◆ **Raw data**:

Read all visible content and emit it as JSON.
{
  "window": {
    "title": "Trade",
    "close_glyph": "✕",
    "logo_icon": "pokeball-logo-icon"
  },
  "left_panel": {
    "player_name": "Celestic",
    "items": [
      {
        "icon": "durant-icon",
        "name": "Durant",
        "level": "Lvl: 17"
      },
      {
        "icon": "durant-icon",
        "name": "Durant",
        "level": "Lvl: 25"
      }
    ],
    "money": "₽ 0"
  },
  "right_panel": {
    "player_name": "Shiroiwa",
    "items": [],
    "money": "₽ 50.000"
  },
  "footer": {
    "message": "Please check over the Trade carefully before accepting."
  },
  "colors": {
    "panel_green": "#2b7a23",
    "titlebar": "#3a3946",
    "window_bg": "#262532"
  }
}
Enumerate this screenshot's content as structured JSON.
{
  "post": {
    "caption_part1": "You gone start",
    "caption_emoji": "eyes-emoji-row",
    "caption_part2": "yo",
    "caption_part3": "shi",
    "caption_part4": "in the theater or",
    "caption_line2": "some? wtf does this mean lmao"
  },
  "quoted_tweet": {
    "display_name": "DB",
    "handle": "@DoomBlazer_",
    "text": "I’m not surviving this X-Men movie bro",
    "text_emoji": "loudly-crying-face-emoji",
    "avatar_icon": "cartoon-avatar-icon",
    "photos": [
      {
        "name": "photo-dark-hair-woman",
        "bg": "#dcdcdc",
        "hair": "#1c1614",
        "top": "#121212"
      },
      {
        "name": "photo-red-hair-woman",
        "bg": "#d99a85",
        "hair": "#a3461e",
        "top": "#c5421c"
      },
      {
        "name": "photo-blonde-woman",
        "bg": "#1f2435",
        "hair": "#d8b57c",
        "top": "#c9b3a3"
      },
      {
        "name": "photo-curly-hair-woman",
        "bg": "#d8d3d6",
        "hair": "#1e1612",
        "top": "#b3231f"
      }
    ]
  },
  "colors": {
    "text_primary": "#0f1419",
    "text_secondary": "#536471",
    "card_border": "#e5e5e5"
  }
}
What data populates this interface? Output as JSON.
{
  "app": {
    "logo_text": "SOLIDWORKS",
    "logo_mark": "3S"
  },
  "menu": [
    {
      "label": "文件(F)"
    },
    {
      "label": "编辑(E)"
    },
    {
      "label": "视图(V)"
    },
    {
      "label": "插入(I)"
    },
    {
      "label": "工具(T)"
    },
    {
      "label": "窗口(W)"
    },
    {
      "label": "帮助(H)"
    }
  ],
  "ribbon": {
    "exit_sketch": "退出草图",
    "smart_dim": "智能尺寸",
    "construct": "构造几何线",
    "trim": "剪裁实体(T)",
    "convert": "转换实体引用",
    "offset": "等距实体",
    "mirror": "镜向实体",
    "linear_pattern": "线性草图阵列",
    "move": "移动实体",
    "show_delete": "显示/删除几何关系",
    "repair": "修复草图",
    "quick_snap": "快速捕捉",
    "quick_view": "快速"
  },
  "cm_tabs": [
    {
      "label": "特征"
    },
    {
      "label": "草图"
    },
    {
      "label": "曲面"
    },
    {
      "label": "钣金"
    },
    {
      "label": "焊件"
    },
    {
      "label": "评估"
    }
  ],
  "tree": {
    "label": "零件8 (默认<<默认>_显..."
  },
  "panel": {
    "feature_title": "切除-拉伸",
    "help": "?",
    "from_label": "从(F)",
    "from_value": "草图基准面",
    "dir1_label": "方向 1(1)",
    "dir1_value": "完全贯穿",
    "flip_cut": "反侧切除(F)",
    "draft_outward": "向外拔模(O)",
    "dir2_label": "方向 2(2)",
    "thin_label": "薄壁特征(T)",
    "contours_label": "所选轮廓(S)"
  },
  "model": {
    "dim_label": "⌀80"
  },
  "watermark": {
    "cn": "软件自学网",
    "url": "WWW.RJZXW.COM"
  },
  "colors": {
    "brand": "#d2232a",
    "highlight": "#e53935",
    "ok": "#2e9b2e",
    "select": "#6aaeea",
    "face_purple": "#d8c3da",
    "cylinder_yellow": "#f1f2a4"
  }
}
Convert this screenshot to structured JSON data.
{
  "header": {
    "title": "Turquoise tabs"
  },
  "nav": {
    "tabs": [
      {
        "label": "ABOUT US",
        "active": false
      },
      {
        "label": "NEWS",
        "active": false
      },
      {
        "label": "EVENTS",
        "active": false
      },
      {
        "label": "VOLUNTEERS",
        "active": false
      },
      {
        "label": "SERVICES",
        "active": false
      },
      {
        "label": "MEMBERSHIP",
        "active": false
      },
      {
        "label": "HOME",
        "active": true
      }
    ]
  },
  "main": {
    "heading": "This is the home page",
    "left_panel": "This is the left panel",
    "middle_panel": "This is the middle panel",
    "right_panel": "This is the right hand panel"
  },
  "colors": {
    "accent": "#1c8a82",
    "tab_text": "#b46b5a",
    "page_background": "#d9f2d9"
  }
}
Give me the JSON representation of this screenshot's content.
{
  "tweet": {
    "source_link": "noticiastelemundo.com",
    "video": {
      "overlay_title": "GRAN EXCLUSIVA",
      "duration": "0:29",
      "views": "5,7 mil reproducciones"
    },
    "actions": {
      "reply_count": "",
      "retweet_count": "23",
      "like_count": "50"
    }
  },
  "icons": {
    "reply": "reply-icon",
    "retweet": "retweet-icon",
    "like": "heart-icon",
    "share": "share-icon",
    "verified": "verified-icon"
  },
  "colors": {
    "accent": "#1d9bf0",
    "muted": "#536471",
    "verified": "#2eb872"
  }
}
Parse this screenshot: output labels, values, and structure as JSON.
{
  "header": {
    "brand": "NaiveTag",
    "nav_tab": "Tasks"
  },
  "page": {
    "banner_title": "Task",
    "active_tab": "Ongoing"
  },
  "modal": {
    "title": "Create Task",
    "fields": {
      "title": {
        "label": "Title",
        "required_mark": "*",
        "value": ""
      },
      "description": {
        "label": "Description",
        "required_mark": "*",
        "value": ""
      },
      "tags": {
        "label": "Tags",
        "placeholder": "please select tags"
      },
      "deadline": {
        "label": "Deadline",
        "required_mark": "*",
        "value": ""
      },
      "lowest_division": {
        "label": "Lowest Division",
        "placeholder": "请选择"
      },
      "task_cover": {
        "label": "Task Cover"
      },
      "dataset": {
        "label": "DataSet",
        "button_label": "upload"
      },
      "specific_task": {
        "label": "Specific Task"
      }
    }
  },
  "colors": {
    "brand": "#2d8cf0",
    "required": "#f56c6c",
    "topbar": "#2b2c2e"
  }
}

◆ **What the task asks**: Write out every line exactly as it stands.

◆ **Expected answer**:
Read all visible content and emit it as JSON.
{
  "window": {
    "title": "Trade",
    "close_glyph": "✕",
    "logo_icon": "pokeball-logo-icon"
  },
  "left_panel": {
    "player_name": "Celestic",
    "items": [
      {
        "icon": "durant-icon",
        "name": "Durant",
        "level": "Lvl: 17"
      },
      {
        "icon": "durant-icon",
        "name": "Durant",
        "level": "Lvl: 25"
      }
    ],
    "money": "₽ 0"
  },
  "right_panel": {
    "player_name": "Shiroiwa",
    "items": [],
    "money": "₽ 50.000"
  },
  "footer": {
    "message": "Please check over the Trade carefully before accepting."
  },
  "colors": {
    "panel_green": "#2b7a23",
    "titlebar": "#3a3946",
    "window_bg": "#262532"
  }
}
Enumerate this screenshot's content as structured JSON.
{
  "post": {
    "caption_part1": "You gone start",
    "caption_emoji": "eyes-emoji-row",
    "caption_part2": "yo",
    "caption_part3": "shi",
    "caption_part4": "in the theater or",
    "caption_line2": "some? wtf does this mean lmao"
  },
  "quoted_tweet": {
    "display_name": "DB",
    "handle": "@DoomBlazer_",
    "text": "I’m not surviving this X-Men movie bro",
    "text_emoji": "loudly-crying-face-emoji",
    "avatar_icon": "cartoon-avatar-icon",
    "photos": [
      {
        "name": "photo-dark-hair-woman",
        "bg": "#dcdcdc",
        "hair": "#1c1614",
        "top": "#121212"
      },
      {
        "name": "photo-red-hair-woman",
        "bg": "#d99a85",
        "hair": "#a3461e",
        "top": "#c5421c"
      },
      {
        "name": "photo-blonde-woman",
        "bg": "#1f2435",
        "hair": "#d8b57c",
        "top": "#c9b3a3"
      },
      {
        "name": "photo-curly-hair-woman",
        "bg": "#d8d3d6",
        "hair": "#1e1612",
        "top": "#b3231f"
      }
    ]
  },
  "colors": {
    "text_primary": "#0f1419",
    "text_secondary": "#536471",
    "card_border": "#e5e5e5"
  }
}
What data populates this interface? Output as JSON.
{
  "app": {
    "logo_text": "SOLIDWORKS",
    "logo_mark": "3S"
  },
  "menu": [
    {
      "label": "文件(F)"
    },
    {
      "label": "编辑(E)"
    },
    {
      "label": "视图(V)"
    },
    {
      "label": "插入(I)"
    },
    {
      "label": "工具(T)"
    },
    {
      "label": "窗口(W)"
    },
    {
      "label": "帮助(H)"
    }
  ],
  "ribbon": {
    "exit_sketch": "退出草图",
    "smart_dim": "智能尺寸",
    "construct": "构造几何线",
    "trim": "剪裁实体(T)",
    "convert": "转换实体引用",
    "offset": "等距实体",
    "mirror": "镜向实体",
    "linear_pattern": "线性草图阵列",
    "move": "移动实体",
    "show_delete": "显示/删除几何关系",
    "repair": "修复草图",
    "quick_snap": "快速捕捉",
    "quick_view": "快速"
  },
  "cm_tabs": [
    {
      "label": "特征"
    },
    {
      "label": "草图"
    },
    {
      "label": "曲面"
    },
    {
      "label": "钣金"
    },
    {
      "label": "焊件"
    },
    {
      "label": "评估"
    }
  ],
  "tree": {
    "label": "零件8 (默认<<默认>_显..."
  },
  "panel": {
    "feature_title": "切除-拉伸",
    "help": "?",
    "from_label": "从(F)",
    "from_value": "草图基准面",
    "dir1_label": "方向 1(1)",
    "dir1_value": "完全贯穿",
    "flip_cut": "反侧切除(F)",
    "draft_outward": "向外拔模(O)",
    "dir2_label": "方向 2(2)",
    "thin_label": "薄壁特征(T)",
    "contours_label": "所选轮廓(S)"
  },
  "model": {
    "dim_label": "⌀80"
  },
  "watermark": {
    "cn": "软件自学网",
    "url": "WWW.RJZXW.COM"
  },
  "colors": {
    "brand": "#d2232a",
    "highlight": "#e53935",
    "ok": "#2e9b2e",
    "select": "#6aaeea",
    "face_purple": "#d8c3da",
    "cylinder_yellow": "#f1f2a4"
  }
}
Convert this screenshot to structured JSON data.
{
  "header": {
    "title": "Turquoise tabs"
  },
  "nav": {
    "tabs": [
      {
        "label": "ABOUT US",
        "active": false
      },
      {
        "label": "NEWS",
        "active": false
      },
      {
        "label": "EVENTS",
        "active": false
      },
      {
        "label": "VOLUNTEERS",
        "active": false
      },
      {
        "label": "SERVICES",
        "active": false
      },
      {
        "label": "MEMBERSHIP",
        "active": false
      },
      {
        "label": "HOME",
        "active": true
      }
    ]
  },
  "main": {
    "heading": "This is the home page",
    "left_panel": "This is the left panel",
    "middle_panel": "This is the middle panel",
    "right_panel": "This is the right hand panel"
  },
  "colors": {
    "accent": "#1c8a82",
    "tab_text": "#b46b5a",
    "page_background": "#d9f2d9"
  }
}
Give me the JSON representation of this screenshot's content.
{
  "tweet": {
    "source_link": "noticiastelemundo.com",
    "video": {
      "overlay_title": "GRAN EXCLUSIVA",
      "duration": "0:29",
      "views": "5,7 mil reproducciones"
    },
    "actions": {
      "reply_count": "",
      "retweet_count": "23",
      "like_count": "50"
    }
  },
  "icons": {
    "reply": "reply-icon",
    "retweet": "retweet-icon",
    "like": "heart-icon",
    "share": "share-icon",
    "verified": "verified-icon"
  },
  "colors": {
    "accent": "#1d9bf0",
    "muted": "#536471",
    "verified": "#2eb872"
  }
}
Parse this screenshot: output labels, values, and structure as JSON.
{
  "header": {
    "brand": "NaiveTag",
    "nav_tab": "Tasks"
  },
  "page": {
    "banner_title": "Task",
    "active_tab": "Ongoing"
  },
  "modal": {
    "title": "Create Task",
    "fields": {
      "title": {
        "label": "Title",
        "required_mark": "*",
        "value": ""
      },
      "description": {
        "label": "Description",
        "required_mark": "*",
        "value": ""
      },
      "tags": {
        "label": "Tags",
        "placeholder": "please select tags"
      },
      "deadline": {
        "label": "Deadline",
        "required_mark": "*",
        "value": ""
      },
      "lowest_division": {
        "label": "Lowest Division",
        "placeholder": "请选择"
      },
      "task_cover": {
        "label": "Task Cover"
      },
      "dataset": {
        "label": "DataSet",
        "button_label": "upload"
      },
      "specific_task": {
        "label": "Specific Task"
      }
    }
  },
  "colors": {
    "brand": "#2d8cf0",
    "required": "#f56c6c",
    "topbar": "#2b2c2e"
  }
}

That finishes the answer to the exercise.